キーは、或るデータ (バリュー)が、どの患者の、何時の、どの記述項目であるのかを一意的に識別するために用いられる。
施設IDマスター:多施設からの記述項目集約記録データである場合、患者の所属する施設の識別に用いる。
各施設別患者IDマスター:各施設別の患者IDマスターである。前記施設IDと各施設別患者IDの組合せにより、どの患者のデータであるかが一意的に決まる。
より匿名性を高めるために、前記施設IDと施設別患者IDを統合して多施設間の統合患者IDを発行、管理しても良い。
記述項目IDマスター:バリューがどの記述項目に対するかを決定する。電子カルテの記述から記述項目を抽出し記録する際のタグとなる。
電子カルテの文書構成はベンダーによって異なっているが、本マスターに基づいて記述項目のデータを抽出することで、多施設にわたる記述項目集約記録データを記録することができる。
【0021】
図3は、記述項目集約記録の例である。
ここでは、体温、頭痛といった記述項目別にキーバリューストアを作成している。
キーは、日付、施設ID、各施設別患者IDである。日付に関して、必要があれば、日付+時間としても良い。
もし、複数の記述項目に対して単一のキーバリューストアを作成する場合は、キーとして記述項目IDを追加する必要がある。しかしビッグデータがさらに巨大化すること、検索の際に並列処理が難しいなどの観点から、記述項目別にキーバリューストアを構成したほうが好ましいだろう。
キーの構成順番は、任意の順番で良いが、高速検索を行うため、キーは常にソートされた索引構造となる。このため、新たなデータが追加された際、キーをソートし直して再構成する必要がある。
日付などの時間キーが先頭にあれば、追加データはキーバリューストアの最後尾に追加されるので、キーの再構成は局所的で最小の計算量で済む。

抽出項目一覧 ▸
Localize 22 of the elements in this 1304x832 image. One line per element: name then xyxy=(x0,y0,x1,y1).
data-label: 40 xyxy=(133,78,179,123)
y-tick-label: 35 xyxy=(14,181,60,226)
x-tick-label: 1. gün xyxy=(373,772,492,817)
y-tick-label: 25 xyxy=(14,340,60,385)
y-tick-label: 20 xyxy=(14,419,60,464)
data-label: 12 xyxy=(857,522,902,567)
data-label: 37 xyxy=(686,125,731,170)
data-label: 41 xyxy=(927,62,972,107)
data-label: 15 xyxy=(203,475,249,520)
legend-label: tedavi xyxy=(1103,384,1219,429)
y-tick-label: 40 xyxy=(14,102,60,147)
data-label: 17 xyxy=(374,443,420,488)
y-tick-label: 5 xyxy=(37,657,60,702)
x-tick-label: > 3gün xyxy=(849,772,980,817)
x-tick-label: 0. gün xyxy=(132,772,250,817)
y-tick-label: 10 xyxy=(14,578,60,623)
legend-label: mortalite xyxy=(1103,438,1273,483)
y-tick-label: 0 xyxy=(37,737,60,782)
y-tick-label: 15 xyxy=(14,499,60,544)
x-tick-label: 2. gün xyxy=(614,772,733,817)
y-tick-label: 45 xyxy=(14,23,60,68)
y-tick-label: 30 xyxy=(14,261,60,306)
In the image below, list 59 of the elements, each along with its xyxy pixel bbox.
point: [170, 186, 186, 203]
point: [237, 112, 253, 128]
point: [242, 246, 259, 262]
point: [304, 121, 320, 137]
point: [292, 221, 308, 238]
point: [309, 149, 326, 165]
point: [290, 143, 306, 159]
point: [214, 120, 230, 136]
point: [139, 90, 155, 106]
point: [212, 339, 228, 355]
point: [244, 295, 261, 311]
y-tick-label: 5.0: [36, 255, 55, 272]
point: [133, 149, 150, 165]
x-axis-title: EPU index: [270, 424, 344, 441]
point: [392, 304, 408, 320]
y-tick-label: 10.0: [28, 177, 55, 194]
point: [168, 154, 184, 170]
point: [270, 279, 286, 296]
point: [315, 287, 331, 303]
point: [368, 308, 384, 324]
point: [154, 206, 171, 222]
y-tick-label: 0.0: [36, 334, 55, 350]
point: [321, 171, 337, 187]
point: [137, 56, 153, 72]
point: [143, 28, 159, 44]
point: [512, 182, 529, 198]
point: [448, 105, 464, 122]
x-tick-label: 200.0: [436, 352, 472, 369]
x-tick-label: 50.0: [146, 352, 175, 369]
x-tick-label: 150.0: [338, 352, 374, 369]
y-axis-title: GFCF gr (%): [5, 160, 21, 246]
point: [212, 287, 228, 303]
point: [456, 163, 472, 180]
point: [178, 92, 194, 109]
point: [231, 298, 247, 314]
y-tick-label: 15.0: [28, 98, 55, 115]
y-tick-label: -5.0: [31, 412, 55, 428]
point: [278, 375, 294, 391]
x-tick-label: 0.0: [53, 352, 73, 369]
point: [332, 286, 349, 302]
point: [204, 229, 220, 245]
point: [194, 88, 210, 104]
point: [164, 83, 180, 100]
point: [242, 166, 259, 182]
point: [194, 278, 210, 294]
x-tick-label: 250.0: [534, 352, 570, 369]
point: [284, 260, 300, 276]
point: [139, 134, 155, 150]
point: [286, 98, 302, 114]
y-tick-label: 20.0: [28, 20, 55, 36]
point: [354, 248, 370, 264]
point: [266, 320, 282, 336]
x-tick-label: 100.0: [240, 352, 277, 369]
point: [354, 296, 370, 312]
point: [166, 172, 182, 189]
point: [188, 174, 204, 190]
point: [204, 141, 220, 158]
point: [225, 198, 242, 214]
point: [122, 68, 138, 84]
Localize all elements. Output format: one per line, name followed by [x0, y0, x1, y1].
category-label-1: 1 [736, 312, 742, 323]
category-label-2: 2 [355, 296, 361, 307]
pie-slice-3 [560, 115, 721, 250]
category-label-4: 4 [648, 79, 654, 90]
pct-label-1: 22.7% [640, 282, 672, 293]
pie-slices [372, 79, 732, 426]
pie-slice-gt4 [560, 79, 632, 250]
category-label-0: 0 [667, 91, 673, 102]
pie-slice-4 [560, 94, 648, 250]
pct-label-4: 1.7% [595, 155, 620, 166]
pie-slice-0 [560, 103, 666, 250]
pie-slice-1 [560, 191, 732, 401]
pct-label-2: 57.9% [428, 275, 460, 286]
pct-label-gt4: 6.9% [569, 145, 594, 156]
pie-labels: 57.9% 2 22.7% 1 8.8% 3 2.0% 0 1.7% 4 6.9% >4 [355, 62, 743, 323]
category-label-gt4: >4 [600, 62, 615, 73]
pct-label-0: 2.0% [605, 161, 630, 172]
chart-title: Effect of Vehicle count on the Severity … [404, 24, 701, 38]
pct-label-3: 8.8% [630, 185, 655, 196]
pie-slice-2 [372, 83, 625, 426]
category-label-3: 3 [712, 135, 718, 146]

作業 ▸
電子カルテの記述項目集約記録とそのキー構成を扱った本文を、最後の文の後から書き継いでください。

解答欄 ▸
目的に応じて異なるキーの構成順番を用いても良いが、キーの再構成はストア全体にわたる。適宜、目的とキー再構成の計算量を考え併せてキー内の構成順番を考えればよい。
【0022】
図4は、より詳細な記述項目集約記録の例である。
左の医師経過記事に含まれる体温、頭痛、呼吸苦などの記述項目と、右の別施設の看護チャートに記録されている体温、頭痛、呼吸苦などの記述項目がそれぞれの記述項目ごとのキーバリューストアに記録されている。電子カルテで、個々の文書ごとの内容を記録せずキーバリューストアに記録を一元化することも可能ではあるが、日常的な使用は文書単位であり、キーバリューストアは記録の集約/参照にビッグデータの分析として、電子カルテの個々の文書は従来通り記録して、別途記述項目ごとキーバリューストアに記録するのが妥当だろう。
【0023】
図5は、記述項目ごとのキーバリューストアに対してキーによる検索を行い、元の文書の記述項目を復元する説明図である。(1例だけの抽出リスト作成)
任意のキー(本図では、2020122509601697)を用いて、各記述項目のキーバリューストアに検索を行う。
前記キーと同じキーが各記述項目のキーバリューストアにバリューが存在すれば、当該記述項目のバリュー(値)を抽出する。
もし、同じキーを持つデータが存在しなければスキップする。
実際の電子カルテでは、記述項目がすべて記載されているとは限らず、欠落値が少なくない。検索対象となるバリューが存在する記述項目群から、元の文書の記述項目群を復元することができる。
【0024】
図6は、目的とする実データが全て揃っている文書の記述項目のみ抽出して、抽出リストを作成したものである。
本図では、「頭痛」と「呼吸苦」について検索したが、3個以上の記述項目についても抽出リストを作成できる。
こうすることで、各記述項目の出現頻度や平均といった記述項目の個別統計を超えて、各記述項目間の相関係数や共分散といった統計指標を計算することができる。
このようにして、例えば多剤を投与した際の相互作用といった多変量解析に供することができる。
抽出リストの作成、分析は、分析を行う医療介護機関などに送信(ダウンロード)して行っても良いが、巨大なデータであり、送信には相当な負荷を費用が発生する。
前記抽出リストの作成、分析は、記述項目集約記録データベースのサーバー内で行い、分析結果だけを分析者に送信するのが送信負荷も少なく好ましいと言えよう。
【0025】
図7は、抽出リスト作成手段のアルゴリズムを表示したものである。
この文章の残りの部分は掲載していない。